What is being asked: The lines to be copied are those below that contain "JSON".

Record extracts:
■ ■ ■ ■

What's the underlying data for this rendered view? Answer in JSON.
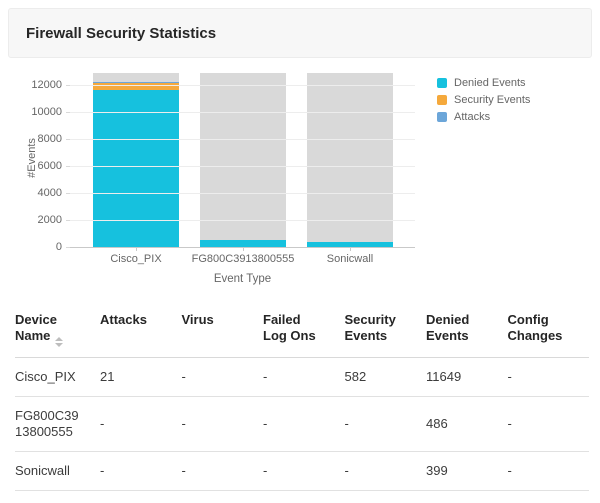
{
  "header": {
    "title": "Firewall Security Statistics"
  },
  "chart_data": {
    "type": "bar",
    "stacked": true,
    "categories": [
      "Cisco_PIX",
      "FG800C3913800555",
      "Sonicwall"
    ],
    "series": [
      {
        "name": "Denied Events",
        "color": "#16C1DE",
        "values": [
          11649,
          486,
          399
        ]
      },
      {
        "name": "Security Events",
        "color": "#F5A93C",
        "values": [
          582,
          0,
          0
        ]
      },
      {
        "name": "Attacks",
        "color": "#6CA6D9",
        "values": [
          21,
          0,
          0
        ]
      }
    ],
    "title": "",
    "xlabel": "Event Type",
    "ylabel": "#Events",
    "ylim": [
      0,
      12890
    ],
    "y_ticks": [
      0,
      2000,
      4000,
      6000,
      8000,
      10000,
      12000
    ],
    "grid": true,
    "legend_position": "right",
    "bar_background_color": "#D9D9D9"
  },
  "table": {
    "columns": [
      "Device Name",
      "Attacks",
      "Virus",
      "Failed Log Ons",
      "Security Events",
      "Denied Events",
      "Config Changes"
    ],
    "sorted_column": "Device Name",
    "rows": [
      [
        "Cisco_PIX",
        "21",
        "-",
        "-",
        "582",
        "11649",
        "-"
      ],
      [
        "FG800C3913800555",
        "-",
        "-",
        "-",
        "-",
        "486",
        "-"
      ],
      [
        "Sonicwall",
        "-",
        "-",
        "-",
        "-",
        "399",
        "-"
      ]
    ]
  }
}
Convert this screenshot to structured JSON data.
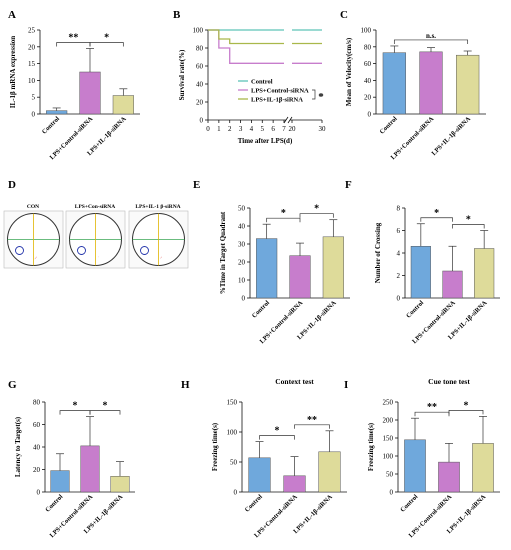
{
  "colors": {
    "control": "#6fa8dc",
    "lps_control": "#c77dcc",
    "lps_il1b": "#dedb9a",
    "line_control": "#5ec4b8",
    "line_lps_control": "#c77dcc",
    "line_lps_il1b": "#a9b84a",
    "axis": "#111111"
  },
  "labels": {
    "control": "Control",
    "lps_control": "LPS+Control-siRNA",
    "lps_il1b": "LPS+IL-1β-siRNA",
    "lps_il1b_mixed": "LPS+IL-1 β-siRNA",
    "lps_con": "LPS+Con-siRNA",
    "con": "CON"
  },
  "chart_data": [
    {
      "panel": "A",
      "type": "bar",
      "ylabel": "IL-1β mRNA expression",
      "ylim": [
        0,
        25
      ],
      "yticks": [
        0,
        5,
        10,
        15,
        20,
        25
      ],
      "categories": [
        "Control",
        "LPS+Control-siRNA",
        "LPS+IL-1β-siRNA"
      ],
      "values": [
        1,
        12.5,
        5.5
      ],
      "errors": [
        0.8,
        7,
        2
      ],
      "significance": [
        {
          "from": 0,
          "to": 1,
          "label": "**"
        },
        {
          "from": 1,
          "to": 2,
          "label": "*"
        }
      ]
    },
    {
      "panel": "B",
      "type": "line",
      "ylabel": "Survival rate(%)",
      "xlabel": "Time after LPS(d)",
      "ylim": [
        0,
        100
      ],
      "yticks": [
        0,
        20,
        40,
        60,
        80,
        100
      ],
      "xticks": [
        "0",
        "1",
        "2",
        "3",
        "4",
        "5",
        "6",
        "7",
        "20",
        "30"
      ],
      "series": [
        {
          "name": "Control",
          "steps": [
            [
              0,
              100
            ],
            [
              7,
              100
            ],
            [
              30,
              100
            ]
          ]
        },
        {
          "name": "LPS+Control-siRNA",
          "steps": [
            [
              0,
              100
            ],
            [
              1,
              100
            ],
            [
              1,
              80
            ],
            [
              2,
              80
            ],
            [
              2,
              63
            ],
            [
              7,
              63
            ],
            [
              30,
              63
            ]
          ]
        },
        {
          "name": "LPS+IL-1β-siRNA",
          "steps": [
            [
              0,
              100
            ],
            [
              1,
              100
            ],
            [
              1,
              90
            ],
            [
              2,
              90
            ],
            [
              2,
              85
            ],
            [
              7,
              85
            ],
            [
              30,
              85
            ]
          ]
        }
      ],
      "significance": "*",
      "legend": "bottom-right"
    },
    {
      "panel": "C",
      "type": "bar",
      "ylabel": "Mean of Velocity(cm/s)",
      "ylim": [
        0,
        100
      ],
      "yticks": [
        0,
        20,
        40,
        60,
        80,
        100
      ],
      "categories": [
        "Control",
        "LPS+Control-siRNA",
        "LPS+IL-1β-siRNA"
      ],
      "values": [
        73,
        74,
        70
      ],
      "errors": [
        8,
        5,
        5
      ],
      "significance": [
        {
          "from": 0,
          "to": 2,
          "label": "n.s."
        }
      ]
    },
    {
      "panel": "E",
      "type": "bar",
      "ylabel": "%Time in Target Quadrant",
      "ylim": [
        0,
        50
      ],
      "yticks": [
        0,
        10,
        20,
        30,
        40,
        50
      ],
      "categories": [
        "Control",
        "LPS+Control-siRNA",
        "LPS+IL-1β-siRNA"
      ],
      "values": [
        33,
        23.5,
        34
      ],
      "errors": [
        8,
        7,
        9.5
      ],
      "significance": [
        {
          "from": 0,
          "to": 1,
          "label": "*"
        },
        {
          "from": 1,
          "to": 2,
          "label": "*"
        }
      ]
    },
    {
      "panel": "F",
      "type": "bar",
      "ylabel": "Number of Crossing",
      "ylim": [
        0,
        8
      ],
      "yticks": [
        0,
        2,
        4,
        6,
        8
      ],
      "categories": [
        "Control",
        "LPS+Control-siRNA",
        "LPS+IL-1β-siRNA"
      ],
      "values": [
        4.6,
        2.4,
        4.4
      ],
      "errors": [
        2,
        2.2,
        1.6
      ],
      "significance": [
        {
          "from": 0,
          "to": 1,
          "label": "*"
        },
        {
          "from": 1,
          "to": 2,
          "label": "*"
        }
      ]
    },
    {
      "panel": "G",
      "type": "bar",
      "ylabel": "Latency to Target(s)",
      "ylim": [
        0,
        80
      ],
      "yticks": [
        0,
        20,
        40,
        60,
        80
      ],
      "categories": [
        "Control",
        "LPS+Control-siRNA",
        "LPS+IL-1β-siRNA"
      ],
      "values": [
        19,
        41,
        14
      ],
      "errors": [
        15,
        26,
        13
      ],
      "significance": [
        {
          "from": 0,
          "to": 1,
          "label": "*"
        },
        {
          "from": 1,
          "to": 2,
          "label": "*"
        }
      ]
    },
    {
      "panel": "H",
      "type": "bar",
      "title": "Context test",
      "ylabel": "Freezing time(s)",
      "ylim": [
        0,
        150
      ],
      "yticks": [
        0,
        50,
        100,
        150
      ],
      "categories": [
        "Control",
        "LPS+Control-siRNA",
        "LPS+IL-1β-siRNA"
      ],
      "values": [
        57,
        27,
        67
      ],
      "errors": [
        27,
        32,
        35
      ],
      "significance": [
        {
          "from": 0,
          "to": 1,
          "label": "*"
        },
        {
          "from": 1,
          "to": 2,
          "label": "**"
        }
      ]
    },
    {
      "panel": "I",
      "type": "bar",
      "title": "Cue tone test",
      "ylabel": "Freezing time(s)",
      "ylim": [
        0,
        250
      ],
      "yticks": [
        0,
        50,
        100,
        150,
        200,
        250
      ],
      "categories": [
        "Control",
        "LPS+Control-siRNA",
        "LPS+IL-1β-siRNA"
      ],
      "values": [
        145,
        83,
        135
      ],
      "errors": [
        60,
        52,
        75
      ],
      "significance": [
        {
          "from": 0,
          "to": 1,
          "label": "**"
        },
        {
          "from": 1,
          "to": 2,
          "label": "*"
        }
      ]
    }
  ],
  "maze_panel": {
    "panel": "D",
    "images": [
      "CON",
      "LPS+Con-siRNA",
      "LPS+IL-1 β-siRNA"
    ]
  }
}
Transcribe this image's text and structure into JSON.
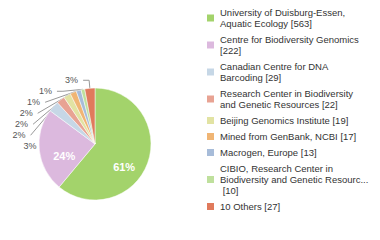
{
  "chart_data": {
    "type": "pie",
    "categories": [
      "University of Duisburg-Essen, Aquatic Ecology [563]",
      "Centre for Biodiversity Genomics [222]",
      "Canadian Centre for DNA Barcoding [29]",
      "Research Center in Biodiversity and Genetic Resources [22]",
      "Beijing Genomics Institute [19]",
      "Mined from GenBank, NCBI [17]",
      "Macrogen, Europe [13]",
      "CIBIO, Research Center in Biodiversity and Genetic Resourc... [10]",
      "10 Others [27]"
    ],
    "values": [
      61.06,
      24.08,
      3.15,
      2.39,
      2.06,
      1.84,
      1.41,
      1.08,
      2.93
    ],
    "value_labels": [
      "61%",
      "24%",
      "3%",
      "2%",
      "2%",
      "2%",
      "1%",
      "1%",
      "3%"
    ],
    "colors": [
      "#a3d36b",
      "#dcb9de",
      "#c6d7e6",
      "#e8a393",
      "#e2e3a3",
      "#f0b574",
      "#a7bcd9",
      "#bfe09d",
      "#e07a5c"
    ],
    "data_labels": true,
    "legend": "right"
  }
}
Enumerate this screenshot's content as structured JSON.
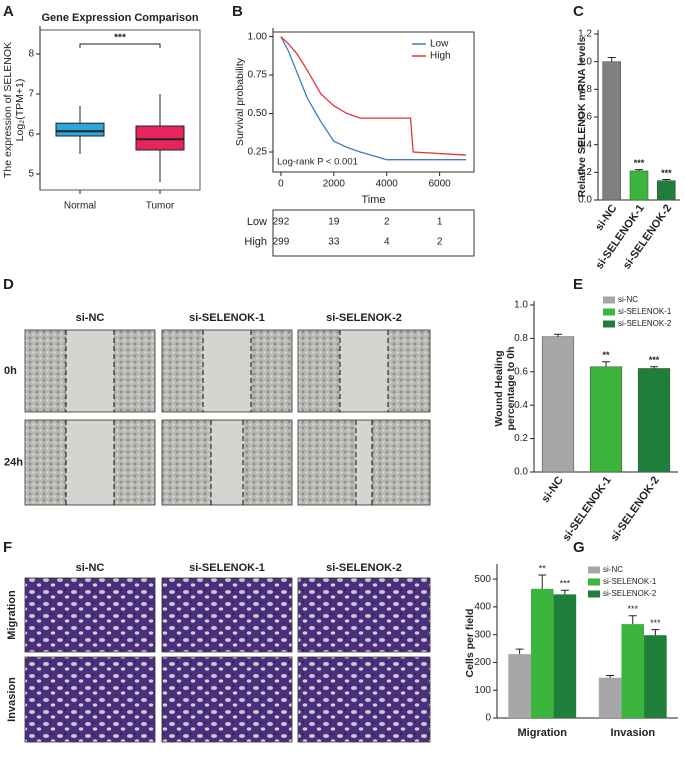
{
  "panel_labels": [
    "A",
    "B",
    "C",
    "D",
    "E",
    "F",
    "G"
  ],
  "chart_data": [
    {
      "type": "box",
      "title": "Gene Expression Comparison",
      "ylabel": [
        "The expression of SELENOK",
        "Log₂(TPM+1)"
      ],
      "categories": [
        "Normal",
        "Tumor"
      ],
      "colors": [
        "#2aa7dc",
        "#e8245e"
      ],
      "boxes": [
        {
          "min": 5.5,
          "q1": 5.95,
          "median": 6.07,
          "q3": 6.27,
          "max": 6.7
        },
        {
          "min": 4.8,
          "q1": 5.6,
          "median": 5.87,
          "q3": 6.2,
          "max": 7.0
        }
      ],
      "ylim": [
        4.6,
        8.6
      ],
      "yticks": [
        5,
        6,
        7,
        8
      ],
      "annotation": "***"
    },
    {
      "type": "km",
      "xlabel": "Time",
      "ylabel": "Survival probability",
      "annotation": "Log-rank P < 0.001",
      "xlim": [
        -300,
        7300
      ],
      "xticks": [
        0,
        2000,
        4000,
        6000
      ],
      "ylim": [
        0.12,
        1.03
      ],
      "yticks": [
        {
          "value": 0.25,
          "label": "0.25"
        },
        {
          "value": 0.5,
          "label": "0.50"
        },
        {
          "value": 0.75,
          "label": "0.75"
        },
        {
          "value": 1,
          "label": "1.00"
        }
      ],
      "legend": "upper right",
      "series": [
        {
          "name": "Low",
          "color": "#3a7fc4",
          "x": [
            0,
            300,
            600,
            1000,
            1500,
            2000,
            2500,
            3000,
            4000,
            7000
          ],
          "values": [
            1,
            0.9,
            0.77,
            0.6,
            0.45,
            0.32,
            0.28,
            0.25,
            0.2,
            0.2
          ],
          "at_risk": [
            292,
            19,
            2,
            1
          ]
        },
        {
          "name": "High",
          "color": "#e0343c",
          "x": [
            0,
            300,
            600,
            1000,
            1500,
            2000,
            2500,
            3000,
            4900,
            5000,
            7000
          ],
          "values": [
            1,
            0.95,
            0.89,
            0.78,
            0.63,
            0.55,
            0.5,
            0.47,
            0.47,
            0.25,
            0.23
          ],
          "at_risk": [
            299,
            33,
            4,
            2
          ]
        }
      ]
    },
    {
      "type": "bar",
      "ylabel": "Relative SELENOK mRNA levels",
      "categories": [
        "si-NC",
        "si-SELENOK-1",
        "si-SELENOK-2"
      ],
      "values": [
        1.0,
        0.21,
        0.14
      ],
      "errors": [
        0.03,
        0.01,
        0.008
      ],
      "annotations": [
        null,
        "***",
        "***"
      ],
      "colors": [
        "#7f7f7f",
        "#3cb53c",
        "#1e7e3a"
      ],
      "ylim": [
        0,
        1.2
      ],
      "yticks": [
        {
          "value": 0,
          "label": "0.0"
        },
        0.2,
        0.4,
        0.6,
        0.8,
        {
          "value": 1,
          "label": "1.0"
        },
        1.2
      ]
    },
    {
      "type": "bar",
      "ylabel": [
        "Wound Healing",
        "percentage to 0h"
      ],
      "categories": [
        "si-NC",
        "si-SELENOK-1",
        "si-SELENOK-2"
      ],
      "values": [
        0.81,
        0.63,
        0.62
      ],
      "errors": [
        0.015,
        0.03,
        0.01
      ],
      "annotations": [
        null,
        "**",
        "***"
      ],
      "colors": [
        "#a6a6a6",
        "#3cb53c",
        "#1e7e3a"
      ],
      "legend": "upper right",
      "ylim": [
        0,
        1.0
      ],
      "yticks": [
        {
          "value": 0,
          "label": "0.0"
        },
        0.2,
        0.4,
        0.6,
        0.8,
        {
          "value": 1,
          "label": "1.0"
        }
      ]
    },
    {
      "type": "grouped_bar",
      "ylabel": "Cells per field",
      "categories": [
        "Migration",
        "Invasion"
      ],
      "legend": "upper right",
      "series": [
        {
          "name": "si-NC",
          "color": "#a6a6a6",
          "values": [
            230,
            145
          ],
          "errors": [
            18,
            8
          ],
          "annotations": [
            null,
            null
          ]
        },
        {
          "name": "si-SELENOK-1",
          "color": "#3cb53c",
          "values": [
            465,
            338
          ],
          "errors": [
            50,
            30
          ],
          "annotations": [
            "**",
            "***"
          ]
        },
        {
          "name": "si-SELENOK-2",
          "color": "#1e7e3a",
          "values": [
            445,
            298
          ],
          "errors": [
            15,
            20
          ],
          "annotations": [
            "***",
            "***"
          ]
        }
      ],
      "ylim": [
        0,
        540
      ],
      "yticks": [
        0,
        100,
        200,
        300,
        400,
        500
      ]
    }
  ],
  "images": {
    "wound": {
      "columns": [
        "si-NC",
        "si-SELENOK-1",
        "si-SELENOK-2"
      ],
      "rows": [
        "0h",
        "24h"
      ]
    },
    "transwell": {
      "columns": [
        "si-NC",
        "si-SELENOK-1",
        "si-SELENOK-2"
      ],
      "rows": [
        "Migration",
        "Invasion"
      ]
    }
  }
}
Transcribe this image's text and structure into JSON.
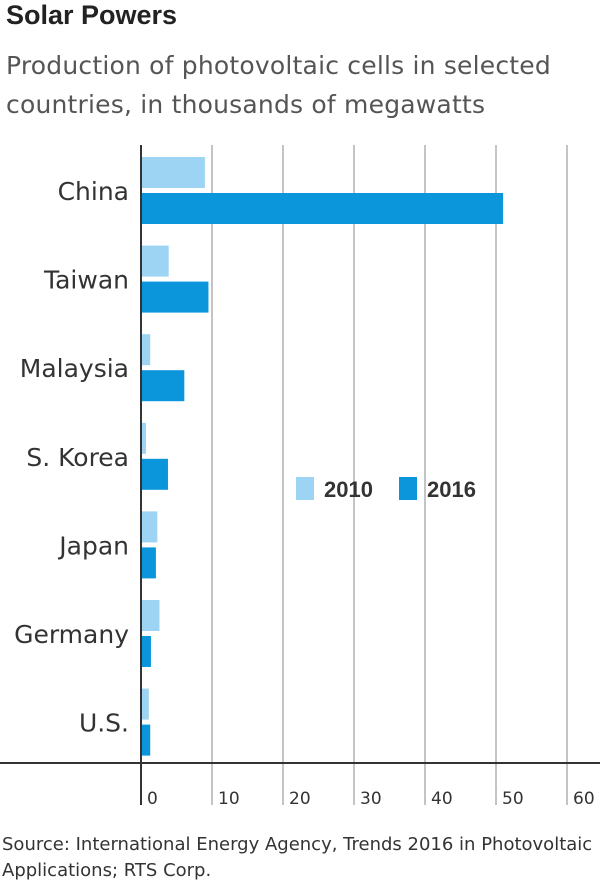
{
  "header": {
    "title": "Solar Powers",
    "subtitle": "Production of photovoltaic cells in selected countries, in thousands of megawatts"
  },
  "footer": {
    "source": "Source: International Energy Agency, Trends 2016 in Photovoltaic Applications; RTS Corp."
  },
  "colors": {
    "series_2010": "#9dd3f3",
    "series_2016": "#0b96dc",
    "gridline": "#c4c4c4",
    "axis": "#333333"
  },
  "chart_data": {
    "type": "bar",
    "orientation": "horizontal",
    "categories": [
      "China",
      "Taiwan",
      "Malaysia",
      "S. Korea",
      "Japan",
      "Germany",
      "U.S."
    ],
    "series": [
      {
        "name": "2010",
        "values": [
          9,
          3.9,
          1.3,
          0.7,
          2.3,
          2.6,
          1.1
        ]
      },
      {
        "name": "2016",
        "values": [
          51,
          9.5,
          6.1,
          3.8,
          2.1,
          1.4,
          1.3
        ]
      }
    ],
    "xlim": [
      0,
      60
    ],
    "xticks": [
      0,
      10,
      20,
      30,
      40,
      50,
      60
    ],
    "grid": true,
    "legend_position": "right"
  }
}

■ ■ ■ ■

Exercise answer:
What's the underlying data for this rendered view? Answer in JSON.
Convert this screenshot to structured JSON data.
Transcribe this image's text and structure into JSON.
Enumerate this screenshot's content as structured JSON.
Transcribe this image's text and structure into JSON.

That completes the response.